--- EXTRAIT ---

Texte intégral
COUR D'APPEL D'AIX-EN-PROVENCE
Chambres sociales
Antenne des Milles
[Adresse 5]
[Adresse 6]
[Localité 2]
Chambre 4-5
Ordonnance n° 2024/M
ORDONNANCE D'INCIDENT
EN DATE DU 10 OCTOBRE 2024
MS/KV
Rôle N° RG 23/00264 - N° Portalis DBVB-V-B7H-BKSOT
S.A.R.L. [Localité 7] SRD
C/
[B] [F]
S.A.R.L. [Localité 7] SRD
Copie exécutoire délivrée le 10/10/24 à :
- Me Souad SAMMOUR de la SEP GABORIT - SAMMOUR, avocat au barreau de NICE
- Me Olivier GUASTELLA de la SCP GUASTELLA & ASSOCIES, avocat au barreau de NICE
APPELANTE
S.A.R.L. [Localité 7] SRD, demeurant [Adresse 3] - [Localité 7]
représentée par Me Souad SAMMOUR de la SEP GABORIT - SAMMOUR, avocat au barreau de NICE substituée par Me Marie-monique CASTELNAU, avocat au barreau D'AIX-EN-PROVENCE
INTIME
Monsieur [B] [F], demeurant [Adresse 4] - [Localité 1]
représenté par Me Olivier GUASTELLA de la SCP GUASTELLA & ASSOCIES, avocat au barreau de NICE
*******
Nous, Michelle SALVAN, présidente de chambre agissant en qualité de magistrat de la mise en état, assistée de Karen VANNUCCI, greffier ;
Après débats à l'audience du 25 juin 2024, ayant indiqué à cette occasion aux parties que l'incident était mis en délibéré, avons rendu le 10 octobre 2024, l'ordonnance suivante :
Par acte du 5 janvier 2023, la société Valbonne SRD a interjeté appel d'un jugement rendu par le conseil de prud'hommes de Grasse, le 5 février 2022, dans l'instance qui l'oppose à M. [B] [F].
L'appelante a notifié ses conclusions le 3 avril 2023 et l'intimé a notifié ses conclusions le 11 juillet 2023.
Dans ses écritures notifiées le 15 avril 2024, puis le 24 juin 2024, la société [Localité 7] SRD sollicite du magistrat de la mise en état qu'il déclare irrecevables comme tardives les conclusions de l'intimé.
Elle sollicite la condamnation de M. [F] à lui verser une somme de 1.500€ en application de l'article 700 du code de procédure civile ainsi qu' aux dépens de l'instance.
En défense, M. [F] fait valoir que s'il n'a pu conclure dans les délais c'est parce que son conseil était légitimement empêché de conclure en raison de sa maladie ( Covid) constitutive d'un cas de force majeure. Il demande au conseiller de mise en état d'admettre ses écritures et de réserver les dépens de la procédure sans qu'il y ait lieu à en application de l'article 700 du code de procédure civile.

---

- CONSIGNES DE L'EXERCICE
Recopiez fidèlement le passage de l'ordonnance qui commence par les mots contenant « Elle sollicite la » et se termine par « de procédure civile. ». Les données qui suivent proviennent d'une source distincte de l'ordonnance.

--- DONNÉES DU CORPUS ---

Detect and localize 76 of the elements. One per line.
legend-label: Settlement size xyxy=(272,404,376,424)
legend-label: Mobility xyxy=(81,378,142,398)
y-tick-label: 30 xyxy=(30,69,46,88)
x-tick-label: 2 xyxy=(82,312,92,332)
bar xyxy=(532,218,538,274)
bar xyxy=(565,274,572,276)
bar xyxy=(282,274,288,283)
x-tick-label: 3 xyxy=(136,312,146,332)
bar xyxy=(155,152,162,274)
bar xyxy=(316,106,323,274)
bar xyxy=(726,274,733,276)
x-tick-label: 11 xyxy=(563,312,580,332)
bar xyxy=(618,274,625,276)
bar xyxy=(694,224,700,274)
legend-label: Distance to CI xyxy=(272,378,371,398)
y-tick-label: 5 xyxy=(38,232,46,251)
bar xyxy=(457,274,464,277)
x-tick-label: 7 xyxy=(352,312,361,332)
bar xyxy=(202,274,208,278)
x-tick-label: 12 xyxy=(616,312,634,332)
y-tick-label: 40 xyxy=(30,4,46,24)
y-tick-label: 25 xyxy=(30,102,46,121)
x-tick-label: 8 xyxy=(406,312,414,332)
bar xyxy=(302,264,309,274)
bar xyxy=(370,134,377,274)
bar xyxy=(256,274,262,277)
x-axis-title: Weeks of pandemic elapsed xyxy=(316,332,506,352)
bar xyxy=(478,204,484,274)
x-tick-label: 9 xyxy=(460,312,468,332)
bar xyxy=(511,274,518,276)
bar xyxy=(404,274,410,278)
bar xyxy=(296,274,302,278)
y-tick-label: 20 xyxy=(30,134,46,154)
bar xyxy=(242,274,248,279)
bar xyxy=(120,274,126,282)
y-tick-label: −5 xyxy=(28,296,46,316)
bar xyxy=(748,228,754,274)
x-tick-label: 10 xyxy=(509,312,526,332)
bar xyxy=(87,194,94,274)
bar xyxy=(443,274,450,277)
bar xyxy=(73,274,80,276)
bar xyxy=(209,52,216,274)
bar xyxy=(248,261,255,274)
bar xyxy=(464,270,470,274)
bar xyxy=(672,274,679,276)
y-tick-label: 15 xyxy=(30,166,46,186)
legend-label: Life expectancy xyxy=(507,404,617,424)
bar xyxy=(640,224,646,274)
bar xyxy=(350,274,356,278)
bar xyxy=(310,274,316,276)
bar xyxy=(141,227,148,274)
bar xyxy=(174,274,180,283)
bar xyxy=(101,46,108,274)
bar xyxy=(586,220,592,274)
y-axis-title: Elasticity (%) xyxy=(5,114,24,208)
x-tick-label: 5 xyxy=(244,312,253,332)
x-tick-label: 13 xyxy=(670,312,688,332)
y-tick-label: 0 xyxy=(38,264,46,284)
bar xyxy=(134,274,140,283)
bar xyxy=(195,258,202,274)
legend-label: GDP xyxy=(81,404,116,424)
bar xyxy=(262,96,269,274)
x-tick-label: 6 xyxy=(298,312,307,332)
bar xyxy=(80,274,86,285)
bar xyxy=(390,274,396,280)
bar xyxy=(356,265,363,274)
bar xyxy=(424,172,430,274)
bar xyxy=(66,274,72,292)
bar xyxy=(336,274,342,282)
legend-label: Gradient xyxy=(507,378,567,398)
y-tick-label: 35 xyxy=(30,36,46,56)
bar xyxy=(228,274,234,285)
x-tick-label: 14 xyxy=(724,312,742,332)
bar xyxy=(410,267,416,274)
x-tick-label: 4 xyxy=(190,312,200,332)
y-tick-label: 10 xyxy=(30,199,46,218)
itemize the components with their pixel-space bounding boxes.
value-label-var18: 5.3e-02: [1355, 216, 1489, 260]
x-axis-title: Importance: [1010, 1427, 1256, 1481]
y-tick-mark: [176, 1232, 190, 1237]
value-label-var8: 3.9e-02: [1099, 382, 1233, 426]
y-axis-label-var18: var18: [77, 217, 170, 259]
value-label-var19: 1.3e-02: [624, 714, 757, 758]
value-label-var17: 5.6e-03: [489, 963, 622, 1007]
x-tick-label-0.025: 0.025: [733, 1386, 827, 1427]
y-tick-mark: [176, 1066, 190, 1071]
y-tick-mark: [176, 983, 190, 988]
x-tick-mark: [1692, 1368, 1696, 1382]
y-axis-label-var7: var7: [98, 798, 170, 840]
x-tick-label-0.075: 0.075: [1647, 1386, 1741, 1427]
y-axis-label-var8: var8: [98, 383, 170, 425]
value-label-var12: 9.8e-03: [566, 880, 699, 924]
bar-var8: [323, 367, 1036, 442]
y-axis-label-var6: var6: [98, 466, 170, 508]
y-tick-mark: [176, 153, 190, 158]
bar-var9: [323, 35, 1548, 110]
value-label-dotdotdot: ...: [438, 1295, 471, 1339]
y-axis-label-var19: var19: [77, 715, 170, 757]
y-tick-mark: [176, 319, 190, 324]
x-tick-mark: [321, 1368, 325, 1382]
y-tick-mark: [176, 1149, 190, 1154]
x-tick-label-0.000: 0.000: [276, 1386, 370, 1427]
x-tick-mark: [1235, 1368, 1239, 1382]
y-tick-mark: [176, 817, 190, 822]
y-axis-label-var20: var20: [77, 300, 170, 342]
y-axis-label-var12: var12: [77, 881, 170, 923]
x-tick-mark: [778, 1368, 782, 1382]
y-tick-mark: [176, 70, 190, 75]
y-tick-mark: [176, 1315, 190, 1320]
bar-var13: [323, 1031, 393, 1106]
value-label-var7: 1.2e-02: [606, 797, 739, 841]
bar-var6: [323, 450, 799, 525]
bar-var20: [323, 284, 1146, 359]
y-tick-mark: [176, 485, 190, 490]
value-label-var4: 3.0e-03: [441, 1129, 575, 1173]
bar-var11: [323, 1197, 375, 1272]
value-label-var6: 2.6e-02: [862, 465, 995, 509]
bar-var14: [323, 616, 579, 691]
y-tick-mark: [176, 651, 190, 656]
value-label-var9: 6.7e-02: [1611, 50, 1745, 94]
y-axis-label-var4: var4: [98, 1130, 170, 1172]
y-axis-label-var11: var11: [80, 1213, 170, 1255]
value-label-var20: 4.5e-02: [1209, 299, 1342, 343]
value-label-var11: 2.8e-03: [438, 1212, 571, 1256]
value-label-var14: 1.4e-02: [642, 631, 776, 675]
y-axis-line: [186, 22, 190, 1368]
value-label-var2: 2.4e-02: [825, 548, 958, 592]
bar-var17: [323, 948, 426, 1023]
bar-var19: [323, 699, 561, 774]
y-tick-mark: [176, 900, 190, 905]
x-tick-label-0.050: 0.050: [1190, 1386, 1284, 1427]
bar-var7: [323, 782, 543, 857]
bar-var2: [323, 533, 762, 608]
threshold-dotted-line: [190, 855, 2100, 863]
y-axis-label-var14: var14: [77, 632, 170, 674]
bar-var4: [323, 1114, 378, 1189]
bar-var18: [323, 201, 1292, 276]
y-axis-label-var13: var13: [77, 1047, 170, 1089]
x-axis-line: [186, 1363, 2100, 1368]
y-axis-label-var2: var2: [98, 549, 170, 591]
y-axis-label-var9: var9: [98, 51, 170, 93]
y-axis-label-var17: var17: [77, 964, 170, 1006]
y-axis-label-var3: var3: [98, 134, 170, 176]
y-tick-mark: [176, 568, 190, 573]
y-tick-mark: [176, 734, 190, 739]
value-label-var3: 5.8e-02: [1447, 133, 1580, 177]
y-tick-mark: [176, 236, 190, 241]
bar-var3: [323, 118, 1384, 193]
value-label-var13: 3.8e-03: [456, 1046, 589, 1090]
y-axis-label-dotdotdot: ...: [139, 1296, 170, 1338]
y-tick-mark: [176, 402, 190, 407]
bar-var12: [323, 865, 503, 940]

---

- CORRIGÉ DE L'EXERCICE
Elle sollicite la condamnation de M. [F] à lui verser une somme de 1.500€ en application de l'article 700 du code de procédure civile ainsi qu' aux dépens de l'instance.
En défense, M. [F] fait valoir que s'il n'a pu conclure dans les délais c'est parce que son conseil était légitimement empêché de conclure en raison de sa maladie ( Covid) constitutive d'un cas de force majeure. Il demande au conseiller de mise en état d'admettre ses écritures et de réserver les dépens de la procédure sans qu'il y ait lieu à en application de l'article 700 du code de procédure civile.